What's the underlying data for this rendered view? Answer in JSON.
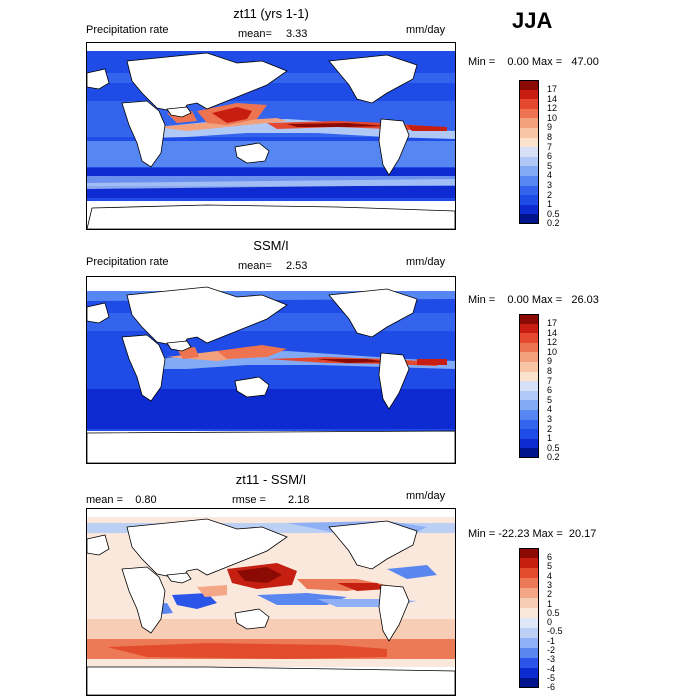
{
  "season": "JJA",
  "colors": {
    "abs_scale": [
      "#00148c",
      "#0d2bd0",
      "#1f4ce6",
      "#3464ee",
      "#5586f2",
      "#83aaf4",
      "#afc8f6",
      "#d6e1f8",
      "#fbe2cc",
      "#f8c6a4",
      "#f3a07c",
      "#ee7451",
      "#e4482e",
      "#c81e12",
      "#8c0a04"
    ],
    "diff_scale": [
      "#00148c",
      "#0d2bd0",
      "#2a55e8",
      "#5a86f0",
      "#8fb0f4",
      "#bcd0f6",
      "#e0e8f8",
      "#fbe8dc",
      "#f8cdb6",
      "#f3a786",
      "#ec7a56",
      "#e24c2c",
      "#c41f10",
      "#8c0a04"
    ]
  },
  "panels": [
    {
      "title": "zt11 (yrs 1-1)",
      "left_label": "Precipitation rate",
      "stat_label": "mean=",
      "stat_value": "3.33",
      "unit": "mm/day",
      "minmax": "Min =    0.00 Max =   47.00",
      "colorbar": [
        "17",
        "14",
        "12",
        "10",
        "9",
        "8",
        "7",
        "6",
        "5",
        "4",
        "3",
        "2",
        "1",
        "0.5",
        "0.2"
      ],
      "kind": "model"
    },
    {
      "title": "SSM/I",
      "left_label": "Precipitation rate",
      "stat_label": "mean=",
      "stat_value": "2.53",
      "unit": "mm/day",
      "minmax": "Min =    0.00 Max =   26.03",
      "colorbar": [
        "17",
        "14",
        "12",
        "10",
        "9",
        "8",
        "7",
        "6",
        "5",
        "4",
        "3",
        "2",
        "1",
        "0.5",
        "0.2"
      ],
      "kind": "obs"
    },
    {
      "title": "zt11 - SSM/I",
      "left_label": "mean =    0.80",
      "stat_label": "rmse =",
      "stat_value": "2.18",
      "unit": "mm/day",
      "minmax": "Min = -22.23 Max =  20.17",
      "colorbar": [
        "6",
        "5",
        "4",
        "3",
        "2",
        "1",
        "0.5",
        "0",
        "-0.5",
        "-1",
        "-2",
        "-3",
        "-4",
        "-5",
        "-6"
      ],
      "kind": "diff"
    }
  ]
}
+ + + + + + +
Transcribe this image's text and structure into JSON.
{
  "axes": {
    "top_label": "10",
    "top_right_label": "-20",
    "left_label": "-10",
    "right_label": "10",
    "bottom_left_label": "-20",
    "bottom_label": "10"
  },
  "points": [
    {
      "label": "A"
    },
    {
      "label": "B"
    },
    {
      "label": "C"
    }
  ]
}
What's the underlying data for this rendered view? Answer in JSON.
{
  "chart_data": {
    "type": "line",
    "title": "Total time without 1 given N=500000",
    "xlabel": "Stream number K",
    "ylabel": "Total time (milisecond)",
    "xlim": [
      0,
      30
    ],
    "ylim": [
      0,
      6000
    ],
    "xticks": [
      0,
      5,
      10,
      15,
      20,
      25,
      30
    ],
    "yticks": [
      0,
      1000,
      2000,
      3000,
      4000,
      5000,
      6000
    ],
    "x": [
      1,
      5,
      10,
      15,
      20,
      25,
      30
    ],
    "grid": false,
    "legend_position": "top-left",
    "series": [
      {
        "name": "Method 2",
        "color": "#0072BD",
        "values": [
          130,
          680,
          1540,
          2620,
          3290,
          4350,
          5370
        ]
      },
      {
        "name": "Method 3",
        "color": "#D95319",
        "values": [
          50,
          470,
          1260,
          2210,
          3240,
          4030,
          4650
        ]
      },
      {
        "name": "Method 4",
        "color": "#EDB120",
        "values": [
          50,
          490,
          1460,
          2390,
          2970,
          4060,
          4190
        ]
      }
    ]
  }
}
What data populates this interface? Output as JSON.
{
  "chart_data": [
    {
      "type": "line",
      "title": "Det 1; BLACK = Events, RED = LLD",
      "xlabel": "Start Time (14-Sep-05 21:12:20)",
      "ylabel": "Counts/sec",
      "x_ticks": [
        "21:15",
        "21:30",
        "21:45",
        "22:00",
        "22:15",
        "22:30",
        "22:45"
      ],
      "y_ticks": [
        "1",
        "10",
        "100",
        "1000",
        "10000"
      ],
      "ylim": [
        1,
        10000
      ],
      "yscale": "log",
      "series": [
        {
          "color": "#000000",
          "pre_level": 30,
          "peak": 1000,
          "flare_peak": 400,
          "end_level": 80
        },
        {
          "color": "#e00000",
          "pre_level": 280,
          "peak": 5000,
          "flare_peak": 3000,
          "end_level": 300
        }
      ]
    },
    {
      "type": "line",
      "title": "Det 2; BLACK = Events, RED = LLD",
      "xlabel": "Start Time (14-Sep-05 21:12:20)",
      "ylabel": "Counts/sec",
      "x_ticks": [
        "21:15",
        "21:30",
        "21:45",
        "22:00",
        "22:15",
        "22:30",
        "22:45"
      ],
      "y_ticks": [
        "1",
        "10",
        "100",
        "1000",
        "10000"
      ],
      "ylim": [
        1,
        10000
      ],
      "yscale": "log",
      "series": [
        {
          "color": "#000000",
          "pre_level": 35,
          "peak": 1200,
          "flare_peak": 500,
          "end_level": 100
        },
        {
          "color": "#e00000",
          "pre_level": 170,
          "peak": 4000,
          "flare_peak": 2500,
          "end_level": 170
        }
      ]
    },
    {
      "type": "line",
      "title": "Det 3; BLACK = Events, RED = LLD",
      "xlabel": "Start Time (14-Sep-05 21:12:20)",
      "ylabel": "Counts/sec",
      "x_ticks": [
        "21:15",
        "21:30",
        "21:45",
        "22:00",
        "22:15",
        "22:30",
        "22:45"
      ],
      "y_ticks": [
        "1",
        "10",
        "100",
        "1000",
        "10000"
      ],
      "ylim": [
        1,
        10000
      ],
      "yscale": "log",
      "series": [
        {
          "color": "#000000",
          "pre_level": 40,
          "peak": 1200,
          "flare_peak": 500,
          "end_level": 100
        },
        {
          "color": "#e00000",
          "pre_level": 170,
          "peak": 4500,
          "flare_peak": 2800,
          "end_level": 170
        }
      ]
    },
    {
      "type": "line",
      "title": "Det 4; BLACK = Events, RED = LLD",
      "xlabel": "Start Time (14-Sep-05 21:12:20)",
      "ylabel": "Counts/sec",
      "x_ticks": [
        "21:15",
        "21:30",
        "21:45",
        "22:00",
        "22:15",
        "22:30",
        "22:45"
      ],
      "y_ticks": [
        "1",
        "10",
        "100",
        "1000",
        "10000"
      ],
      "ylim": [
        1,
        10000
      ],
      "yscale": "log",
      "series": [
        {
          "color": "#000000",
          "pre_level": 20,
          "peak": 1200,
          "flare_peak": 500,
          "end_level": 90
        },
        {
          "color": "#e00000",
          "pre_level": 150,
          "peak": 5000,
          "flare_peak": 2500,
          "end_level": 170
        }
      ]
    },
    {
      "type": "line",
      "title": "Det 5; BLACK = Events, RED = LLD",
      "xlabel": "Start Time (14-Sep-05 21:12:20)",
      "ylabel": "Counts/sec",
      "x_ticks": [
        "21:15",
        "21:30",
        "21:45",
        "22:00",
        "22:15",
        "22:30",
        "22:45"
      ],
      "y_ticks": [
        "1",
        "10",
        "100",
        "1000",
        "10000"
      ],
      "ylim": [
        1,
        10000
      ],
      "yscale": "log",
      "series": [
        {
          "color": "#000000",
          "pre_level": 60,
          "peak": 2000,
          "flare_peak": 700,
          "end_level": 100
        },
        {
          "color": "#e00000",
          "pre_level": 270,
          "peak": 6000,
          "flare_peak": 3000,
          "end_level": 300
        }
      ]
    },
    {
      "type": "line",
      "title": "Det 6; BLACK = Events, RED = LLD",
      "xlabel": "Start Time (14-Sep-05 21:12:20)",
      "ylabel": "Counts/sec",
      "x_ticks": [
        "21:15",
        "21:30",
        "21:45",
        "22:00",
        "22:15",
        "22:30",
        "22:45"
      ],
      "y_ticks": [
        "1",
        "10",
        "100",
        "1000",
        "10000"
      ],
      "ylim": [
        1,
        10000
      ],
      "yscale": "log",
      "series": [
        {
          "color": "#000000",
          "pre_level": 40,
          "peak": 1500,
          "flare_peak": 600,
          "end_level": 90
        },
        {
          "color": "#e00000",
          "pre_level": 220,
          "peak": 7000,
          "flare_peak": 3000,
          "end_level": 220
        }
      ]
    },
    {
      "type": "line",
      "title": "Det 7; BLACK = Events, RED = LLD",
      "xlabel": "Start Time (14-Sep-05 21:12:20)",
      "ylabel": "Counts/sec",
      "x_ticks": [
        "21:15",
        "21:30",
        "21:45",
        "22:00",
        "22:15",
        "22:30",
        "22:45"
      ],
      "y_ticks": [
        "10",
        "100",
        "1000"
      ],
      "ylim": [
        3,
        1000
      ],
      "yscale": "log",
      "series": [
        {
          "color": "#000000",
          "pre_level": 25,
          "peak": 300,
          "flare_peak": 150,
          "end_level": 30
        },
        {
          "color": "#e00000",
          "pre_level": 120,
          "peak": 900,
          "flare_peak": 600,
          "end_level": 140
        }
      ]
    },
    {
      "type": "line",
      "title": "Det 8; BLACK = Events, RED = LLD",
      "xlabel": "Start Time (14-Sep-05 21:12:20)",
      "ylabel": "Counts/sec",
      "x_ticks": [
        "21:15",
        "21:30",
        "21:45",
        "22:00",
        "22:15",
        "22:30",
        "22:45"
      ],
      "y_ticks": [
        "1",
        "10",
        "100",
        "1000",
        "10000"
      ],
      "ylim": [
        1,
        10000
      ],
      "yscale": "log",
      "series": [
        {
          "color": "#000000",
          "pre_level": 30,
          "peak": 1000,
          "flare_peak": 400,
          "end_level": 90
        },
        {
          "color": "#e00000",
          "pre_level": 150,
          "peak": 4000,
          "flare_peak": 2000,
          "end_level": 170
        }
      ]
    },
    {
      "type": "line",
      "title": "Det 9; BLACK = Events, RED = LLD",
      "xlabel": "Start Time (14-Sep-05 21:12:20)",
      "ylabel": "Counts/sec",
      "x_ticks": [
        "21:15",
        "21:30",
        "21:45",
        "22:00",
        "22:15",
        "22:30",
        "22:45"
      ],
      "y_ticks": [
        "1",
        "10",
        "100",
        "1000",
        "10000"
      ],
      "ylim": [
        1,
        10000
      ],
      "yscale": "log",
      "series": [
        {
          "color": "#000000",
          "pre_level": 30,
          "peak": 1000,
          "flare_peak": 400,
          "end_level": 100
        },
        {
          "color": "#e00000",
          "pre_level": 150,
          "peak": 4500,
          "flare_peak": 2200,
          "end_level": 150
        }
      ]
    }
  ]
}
+ + + + + + +
» **WHAT IS BEING ASKED**
Report how many lines in the entries hold the string "Method". Nothing but the number is wanted.

» **RESULT**
3